WORK TO BE COMPLETED
Find the lines of data that contain the string "xlabel", then list them.

RECORD LIST
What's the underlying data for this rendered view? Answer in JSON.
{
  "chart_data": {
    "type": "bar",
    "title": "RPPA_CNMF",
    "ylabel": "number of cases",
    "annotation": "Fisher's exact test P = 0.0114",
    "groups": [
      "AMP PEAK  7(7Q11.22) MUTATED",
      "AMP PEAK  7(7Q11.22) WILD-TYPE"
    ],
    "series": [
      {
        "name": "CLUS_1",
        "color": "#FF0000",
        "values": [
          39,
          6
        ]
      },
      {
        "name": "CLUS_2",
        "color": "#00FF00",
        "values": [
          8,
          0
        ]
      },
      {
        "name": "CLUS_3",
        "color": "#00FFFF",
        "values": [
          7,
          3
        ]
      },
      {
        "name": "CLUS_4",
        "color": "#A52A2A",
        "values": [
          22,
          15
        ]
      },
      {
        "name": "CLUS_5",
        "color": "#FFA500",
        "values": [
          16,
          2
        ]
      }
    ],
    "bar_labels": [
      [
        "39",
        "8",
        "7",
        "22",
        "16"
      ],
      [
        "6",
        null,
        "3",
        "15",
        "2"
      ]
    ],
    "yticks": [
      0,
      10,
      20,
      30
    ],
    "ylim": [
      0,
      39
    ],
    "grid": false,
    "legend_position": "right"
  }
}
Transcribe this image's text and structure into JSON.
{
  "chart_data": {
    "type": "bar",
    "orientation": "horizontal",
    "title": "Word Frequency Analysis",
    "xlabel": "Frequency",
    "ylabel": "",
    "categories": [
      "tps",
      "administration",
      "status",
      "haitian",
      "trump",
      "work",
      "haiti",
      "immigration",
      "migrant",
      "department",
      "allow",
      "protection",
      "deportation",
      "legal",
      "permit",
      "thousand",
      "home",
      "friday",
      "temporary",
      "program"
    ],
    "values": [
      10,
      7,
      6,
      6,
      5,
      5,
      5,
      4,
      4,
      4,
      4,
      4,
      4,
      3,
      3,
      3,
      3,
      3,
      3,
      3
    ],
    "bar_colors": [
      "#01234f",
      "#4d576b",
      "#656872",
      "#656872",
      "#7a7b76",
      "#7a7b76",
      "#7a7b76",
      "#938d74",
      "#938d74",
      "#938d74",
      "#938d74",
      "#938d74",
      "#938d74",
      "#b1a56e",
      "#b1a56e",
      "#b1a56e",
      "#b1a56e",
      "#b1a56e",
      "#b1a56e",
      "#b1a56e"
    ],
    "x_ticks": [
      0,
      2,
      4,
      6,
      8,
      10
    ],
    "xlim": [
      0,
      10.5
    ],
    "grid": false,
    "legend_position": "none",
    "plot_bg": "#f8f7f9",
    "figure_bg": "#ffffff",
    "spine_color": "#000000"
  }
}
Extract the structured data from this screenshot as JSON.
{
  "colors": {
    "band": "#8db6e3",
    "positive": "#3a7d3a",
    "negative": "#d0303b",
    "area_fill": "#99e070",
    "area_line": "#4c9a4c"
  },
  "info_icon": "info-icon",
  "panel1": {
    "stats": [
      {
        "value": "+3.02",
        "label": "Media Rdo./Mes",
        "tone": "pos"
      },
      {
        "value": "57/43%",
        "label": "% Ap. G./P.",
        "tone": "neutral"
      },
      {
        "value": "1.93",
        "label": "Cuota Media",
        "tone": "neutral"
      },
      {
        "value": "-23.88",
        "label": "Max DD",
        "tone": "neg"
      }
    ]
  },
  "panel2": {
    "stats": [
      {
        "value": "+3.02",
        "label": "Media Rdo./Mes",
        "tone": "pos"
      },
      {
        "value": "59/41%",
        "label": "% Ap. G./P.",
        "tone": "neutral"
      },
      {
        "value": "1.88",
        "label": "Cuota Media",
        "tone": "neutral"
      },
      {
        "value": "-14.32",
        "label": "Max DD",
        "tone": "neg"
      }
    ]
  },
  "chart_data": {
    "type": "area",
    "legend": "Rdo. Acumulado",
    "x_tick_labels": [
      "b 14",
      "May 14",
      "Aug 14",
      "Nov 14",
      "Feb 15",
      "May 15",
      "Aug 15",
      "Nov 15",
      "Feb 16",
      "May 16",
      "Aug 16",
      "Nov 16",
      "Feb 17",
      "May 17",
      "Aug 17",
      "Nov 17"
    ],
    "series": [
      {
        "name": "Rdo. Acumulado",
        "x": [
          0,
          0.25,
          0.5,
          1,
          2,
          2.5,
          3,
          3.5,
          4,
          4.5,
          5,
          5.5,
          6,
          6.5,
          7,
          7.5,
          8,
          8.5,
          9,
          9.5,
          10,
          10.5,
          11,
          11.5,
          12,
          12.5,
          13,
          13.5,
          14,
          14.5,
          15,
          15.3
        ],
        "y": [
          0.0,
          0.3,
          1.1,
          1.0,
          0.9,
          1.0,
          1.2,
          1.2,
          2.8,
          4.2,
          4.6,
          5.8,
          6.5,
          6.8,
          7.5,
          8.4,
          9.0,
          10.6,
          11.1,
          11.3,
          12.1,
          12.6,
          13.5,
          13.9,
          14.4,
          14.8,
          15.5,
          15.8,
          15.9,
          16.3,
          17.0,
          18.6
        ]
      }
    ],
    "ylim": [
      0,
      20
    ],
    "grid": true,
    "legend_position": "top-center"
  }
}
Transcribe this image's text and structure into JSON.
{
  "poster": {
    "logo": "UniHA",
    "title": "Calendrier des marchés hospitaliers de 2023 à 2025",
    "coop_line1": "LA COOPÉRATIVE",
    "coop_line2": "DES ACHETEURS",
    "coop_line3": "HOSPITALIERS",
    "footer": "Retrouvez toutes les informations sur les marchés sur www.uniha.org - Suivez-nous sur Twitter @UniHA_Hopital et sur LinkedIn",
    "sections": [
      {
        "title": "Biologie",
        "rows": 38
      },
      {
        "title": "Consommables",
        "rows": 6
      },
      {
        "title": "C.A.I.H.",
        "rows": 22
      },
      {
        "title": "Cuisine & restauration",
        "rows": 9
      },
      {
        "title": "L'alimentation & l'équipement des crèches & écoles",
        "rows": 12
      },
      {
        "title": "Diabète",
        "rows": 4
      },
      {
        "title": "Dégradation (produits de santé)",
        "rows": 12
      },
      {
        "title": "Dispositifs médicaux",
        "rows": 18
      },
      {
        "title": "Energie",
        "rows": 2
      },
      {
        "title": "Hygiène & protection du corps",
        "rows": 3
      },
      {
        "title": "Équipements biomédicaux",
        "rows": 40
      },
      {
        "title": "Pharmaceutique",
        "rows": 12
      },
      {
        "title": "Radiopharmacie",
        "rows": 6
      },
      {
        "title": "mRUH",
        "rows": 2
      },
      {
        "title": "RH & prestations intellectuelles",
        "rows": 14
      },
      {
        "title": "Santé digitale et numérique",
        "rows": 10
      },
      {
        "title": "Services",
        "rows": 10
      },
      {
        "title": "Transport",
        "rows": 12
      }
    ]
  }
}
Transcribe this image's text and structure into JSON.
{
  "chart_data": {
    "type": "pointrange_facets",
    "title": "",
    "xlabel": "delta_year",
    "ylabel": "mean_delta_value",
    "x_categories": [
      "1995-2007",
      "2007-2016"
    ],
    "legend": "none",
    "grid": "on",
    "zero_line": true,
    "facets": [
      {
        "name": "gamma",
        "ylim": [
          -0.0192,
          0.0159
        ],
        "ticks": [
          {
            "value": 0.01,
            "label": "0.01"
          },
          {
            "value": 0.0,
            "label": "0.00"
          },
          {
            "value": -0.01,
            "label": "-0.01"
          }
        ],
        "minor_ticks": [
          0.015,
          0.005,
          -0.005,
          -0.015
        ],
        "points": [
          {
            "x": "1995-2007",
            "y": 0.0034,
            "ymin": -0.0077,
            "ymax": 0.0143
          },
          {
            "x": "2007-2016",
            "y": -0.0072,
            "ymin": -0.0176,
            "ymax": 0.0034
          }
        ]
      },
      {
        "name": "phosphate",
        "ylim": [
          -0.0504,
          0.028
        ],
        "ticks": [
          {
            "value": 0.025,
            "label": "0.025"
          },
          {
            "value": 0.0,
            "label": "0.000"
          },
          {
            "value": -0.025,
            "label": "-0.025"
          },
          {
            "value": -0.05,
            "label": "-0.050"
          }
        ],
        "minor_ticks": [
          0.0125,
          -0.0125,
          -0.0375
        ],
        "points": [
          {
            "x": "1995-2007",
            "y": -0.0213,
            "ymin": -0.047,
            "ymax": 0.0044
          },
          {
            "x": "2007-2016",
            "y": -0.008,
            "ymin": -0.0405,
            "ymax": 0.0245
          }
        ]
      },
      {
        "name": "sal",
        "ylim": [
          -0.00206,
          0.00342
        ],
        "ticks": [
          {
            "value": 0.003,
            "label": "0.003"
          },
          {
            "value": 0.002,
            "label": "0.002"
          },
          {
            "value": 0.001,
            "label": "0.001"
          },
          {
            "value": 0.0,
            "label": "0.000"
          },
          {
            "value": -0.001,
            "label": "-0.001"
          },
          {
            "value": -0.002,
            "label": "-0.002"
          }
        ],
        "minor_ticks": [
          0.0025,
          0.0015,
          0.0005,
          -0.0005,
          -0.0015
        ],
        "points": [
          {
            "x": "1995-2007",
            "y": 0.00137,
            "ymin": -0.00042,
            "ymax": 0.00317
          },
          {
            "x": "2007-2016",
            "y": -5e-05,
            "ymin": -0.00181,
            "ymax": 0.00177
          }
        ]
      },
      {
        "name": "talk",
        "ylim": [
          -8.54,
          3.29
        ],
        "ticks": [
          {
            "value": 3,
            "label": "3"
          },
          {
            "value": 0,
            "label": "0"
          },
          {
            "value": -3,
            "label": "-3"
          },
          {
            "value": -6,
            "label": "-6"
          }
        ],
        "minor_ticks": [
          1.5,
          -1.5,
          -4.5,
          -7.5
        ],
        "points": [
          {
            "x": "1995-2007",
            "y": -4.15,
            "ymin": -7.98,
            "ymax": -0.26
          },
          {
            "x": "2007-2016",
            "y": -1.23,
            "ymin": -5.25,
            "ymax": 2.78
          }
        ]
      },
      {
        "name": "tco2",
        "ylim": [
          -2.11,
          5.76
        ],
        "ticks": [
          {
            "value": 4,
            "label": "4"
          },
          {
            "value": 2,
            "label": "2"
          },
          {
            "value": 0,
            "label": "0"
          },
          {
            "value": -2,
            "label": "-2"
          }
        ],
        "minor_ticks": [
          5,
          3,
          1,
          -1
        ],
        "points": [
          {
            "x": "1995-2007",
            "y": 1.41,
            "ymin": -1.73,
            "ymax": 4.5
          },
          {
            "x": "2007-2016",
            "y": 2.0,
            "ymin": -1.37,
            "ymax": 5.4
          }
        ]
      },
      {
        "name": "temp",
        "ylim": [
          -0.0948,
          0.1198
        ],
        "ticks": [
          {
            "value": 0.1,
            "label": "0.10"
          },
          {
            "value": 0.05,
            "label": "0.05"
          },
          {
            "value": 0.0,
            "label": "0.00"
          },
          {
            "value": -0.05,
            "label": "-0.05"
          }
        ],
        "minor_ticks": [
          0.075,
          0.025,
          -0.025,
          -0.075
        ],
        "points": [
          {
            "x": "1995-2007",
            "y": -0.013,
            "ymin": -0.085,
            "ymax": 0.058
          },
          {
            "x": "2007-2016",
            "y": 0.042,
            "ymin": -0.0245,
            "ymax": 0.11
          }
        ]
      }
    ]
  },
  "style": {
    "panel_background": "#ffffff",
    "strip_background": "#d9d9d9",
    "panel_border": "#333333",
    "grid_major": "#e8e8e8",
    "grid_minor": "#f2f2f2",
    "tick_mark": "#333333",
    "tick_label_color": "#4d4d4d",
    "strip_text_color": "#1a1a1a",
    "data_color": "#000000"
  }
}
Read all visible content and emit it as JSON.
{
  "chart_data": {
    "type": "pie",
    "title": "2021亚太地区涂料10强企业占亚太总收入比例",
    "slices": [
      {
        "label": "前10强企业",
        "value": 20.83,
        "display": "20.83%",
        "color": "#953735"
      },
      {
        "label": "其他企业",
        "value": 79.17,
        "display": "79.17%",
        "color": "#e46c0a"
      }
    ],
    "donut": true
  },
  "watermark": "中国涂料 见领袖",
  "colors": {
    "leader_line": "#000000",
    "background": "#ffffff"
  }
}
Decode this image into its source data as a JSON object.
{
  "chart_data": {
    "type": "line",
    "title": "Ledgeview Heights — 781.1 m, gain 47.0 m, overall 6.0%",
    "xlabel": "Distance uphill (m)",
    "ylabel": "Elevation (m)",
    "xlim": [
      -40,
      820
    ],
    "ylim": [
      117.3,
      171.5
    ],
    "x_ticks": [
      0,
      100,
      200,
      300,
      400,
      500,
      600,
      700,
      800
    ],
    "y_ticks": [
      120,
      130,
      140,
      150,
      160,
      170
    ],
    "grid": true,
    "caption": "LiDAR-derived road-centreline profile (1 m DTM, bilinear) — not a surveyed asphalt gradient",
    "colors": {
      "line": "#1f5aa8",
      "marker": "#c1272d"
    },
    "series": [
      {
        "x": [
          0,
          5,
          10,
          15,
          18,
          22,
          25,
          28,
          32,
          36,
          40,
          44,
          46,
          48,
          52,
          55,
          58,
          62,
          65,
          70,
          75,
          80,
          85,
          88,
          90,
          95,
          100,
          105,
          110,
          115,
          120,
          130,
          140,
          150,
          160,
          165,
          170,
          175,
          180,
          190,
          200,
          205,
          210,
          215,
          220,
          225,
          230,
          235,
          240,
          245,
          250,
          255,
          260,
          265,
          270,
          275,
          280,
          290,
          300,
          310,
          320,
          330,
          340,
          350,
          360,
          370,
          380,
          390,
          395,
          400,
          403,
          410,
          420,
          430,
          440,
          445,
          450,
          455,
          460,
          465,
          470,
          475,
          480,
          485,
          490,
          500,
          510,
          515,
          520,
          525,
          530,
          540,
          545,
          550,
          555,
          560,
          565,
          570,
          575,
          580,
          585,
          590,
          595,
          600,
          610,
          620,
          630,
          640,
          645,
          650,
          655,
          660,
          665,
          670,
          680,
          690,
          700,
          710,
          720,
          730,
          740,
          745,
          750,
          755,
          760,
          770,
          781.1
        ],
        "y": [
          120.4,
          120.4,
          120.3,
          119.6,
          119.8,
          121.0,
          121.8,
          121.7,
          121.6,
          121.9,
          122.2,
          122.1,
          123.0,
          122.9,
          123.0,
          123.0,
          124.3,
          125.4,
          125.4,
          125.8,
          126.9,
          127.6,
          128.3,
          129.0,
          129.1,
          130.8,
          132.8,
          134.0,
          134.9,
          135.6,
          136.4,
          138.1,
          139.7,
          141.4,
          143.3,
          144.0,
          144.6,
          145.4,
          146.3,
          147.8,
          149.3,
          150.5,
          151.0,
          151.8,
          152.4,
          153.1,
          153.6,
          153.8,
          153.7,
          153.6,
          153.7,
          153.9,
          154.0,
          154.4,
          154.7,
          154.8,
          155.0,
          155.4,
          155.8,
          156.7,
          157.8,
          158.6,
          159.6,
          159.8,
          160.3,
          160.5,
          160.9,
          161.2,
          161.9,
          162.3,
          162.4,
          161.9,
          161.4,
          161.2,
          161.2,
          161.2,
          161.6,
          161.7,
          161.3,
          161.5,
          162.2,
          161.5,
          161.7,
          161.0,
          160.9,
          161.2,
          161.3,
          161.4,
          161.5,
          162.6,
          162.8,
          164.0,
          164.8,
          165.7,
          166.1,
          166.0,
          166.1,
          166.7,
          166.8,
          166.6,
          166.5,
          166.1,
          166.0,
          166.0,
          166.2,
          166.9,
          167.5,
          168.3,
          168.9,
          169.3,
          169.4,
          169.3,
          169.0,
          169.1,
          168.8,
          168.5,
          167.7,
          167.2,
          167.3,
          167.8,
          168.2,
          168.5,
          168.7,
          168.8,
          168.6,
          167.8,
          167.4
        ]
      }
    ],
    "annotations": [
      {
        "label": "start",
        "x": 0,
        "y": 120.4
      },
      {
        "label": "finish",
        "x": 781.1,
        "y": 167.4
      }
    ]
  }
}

RIGHT ANSWER
    "xlabel": "Frequency",
    "xlabel": "delta_year",
    "xlabel": "Distance uphill (m)",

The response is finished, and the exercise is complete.